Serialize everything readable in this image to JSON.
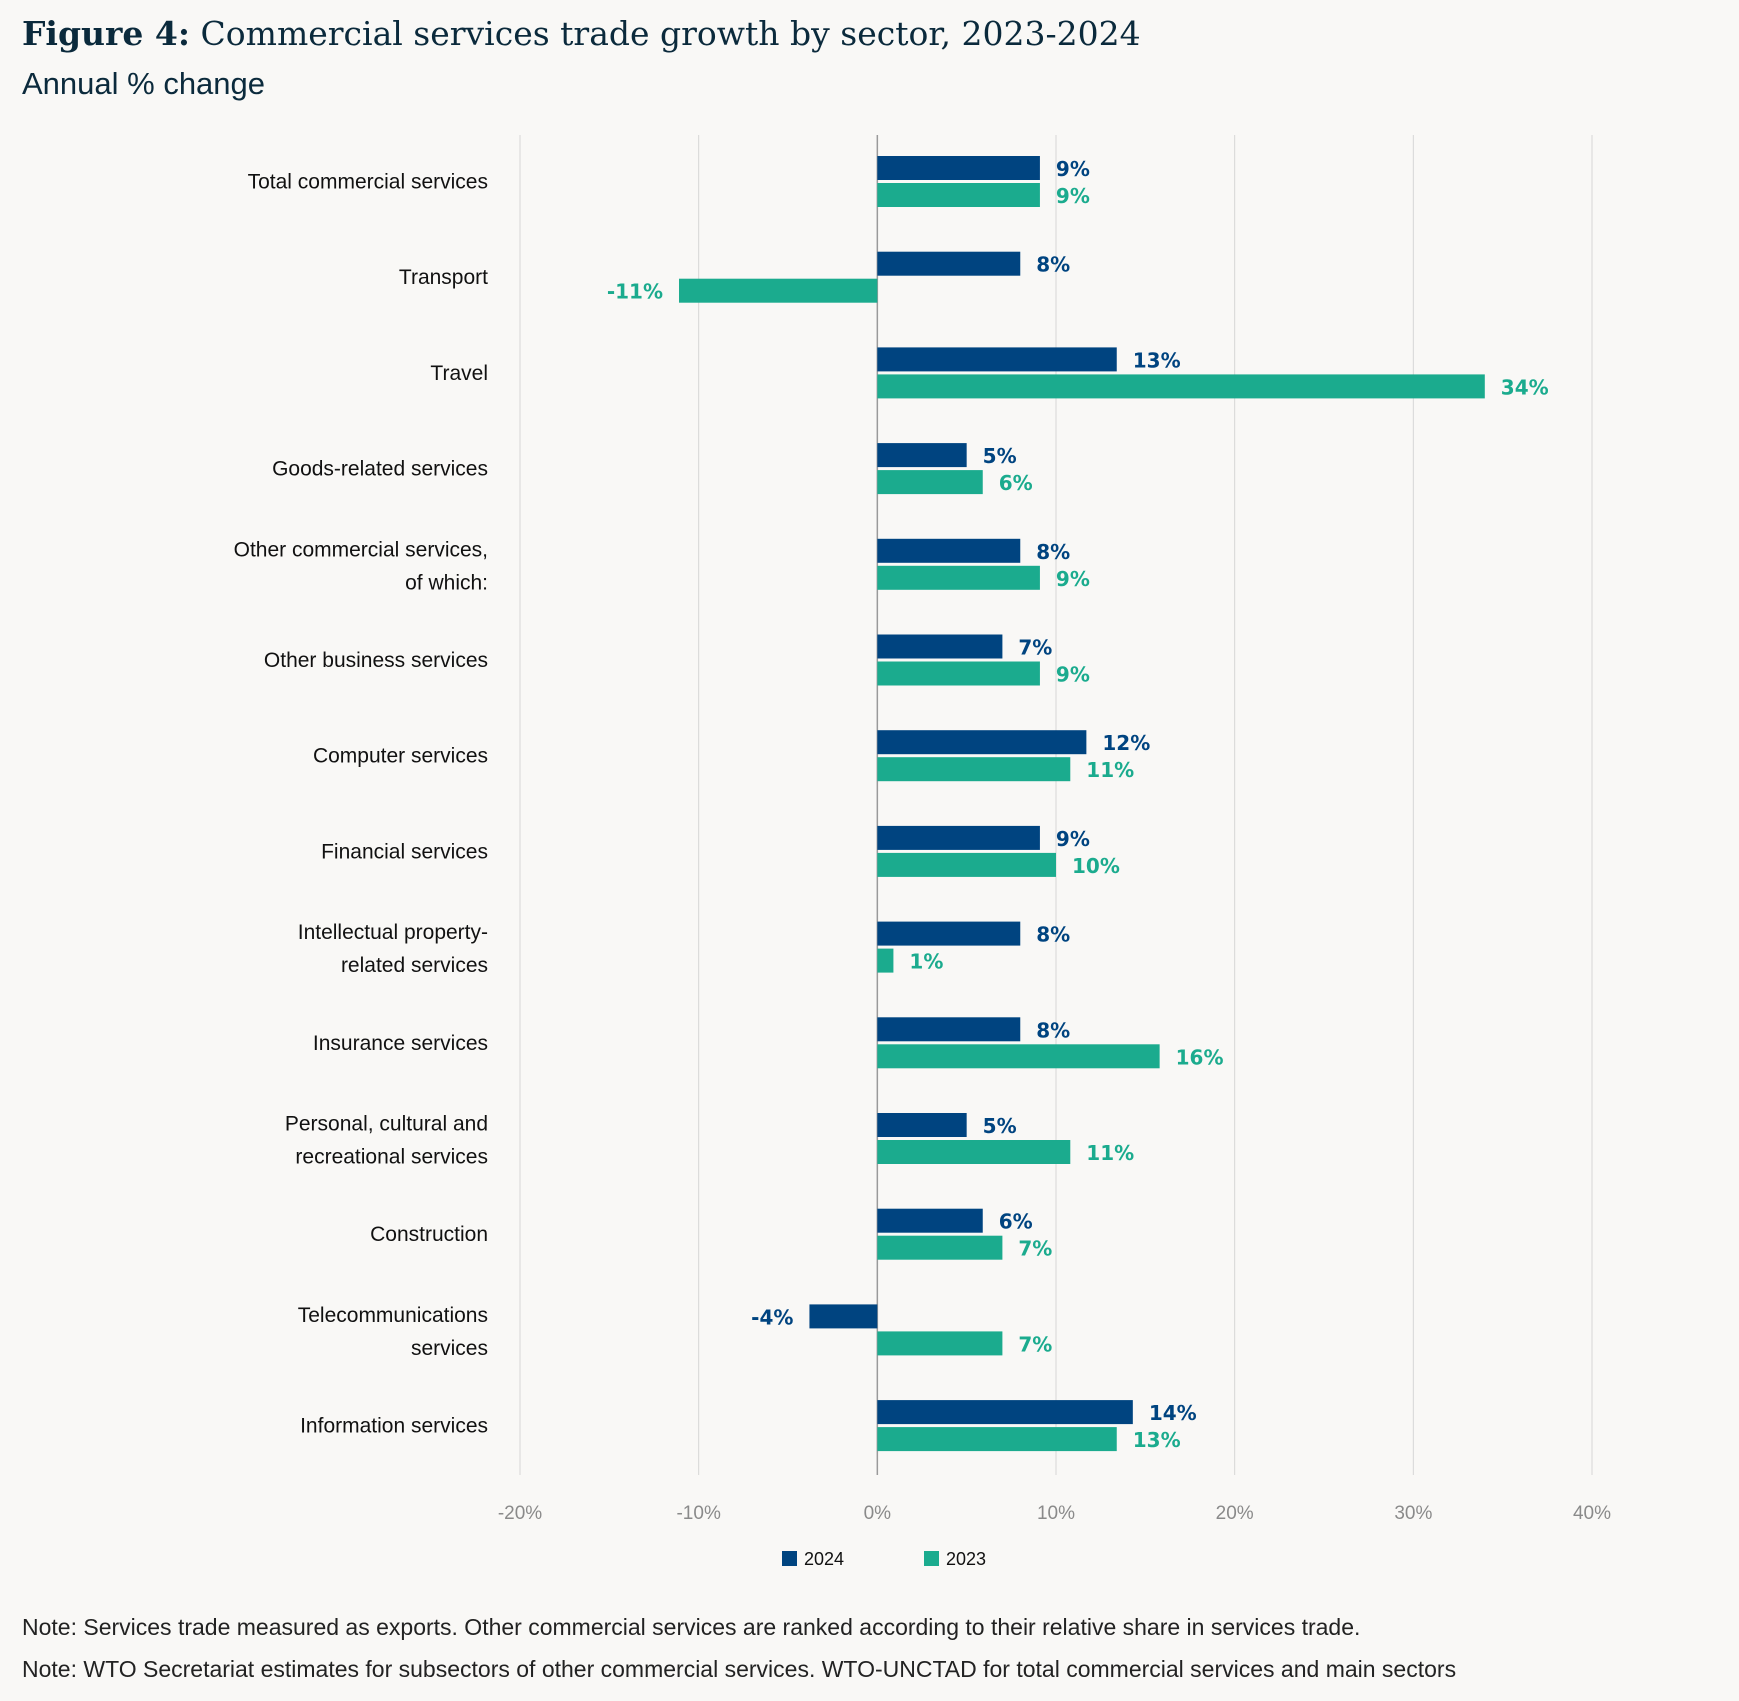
{
  "header": {
    "title_bold": "Figure 4:",
    "title_rest": " Commercial services trade growth by sector, 2023-2024",
    "subtitle": "Annual % change"
  },
  "colors": {
    "series_2024": "#004480",
    "series_2023": "#1bab8e",
    "grid": "#d6d6d6",
    "axis": "#9a9a9a"
  },
  "chart_data": {
    "type": "bar",
    "orientation": "horizontal",
    "title": "Commercial services trade growth by sector, 2023-2024",
    "subtitle": "Annual % change",
    "xlim": [
      -20,
      40
    ],
    "xticks": [
      -20,
      -10,
      0,
      10,
      20,
      30,
      40
    ],
    "xtick_labels": [
      "-20%",
      "-10%",
      "0%",
      "10%",
      "20%",
      "30%",
      "40%"
    ],
    "grid": true,
    "legend_position": "bottom-center",
    "categories": [
      [
        "Total commercial services"
      ],
      [
        "Transport"
      ],
      [
        "Travel"
      ],
      [
        "Goods-related services"
      ],
      [
        "Other commercial services,",
        "of which:"
      ],
      [
        "Other business services"
      ],
      [
        "Computer services"
      ],
      [
        "Financial services"
      ],
      [
        "Intellectual property-",
        "related services"
      ],
      [
        "Insurance services"
      ],
      [
        "Personal, cultural and",
        "recreational services"
      ],
      [
        "Construction"
      ],
      [
        "Telecommunications",
        "services"
      ],
      [
        "Information services"
      ]
    ],
    "series": [
      {
        "name": "2024",
        "values": [
          9.1,
          8.0,
          13.4,
          5.0,
          8.0,
          7.0,
          11.7,
          9.1,
          8.0,
          8.0,
          5.0,
          5.9,
          -3.8,
          14.3
        ],
        "labels": [
          "9%",
          "8%",
          "13%",
          "5%",
          "8%",
          "7%",
          "12%",
          "9%",
          "8%",
          "8%",
          "5%",
          "6%",
          "-4%",
          "14%"
        ]
      },
      {
        "name": "2023",
        "values": [
          9.1,
          -11.1,
          34.0,
          5.9,
          9.1,
          9.1,
          10.8,
          10.0,
          0.9,
          15.8,
          10.8,
          7.0,
          7.0,
          13.4
        ],
        "labels": [
          "9%",
          "-11%",
          "34%",
          "6%",
          "9%",
          "9%",
          "11%",
          "10%",
          "1%",
          "16%",
          "11%",
          "7%",
          "7%",
          "13%"
        ]
      }
    ]
  },
  "notes": [
    "Note: Services trade measured as exports. Other commercial services are ranked according to their relative share in services trade.",
    "Note: WTO Secretariat estimates for subsectors of other commercial services. WTO-UNCTAD for total commercial services and main sectors"
  ]
}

* _Directions_: Check all the records above and select each line where the string "trade" is found.

* _Solution for this task_:
    "title_rest": " Commercial services trade growth by sector, 2023-2024",
    "title": "Commercial services trade growth by sector, 2023-2024",
    "Note: Services trade measured as exports. Other commercial services are ranked according to their relative share in services trade.",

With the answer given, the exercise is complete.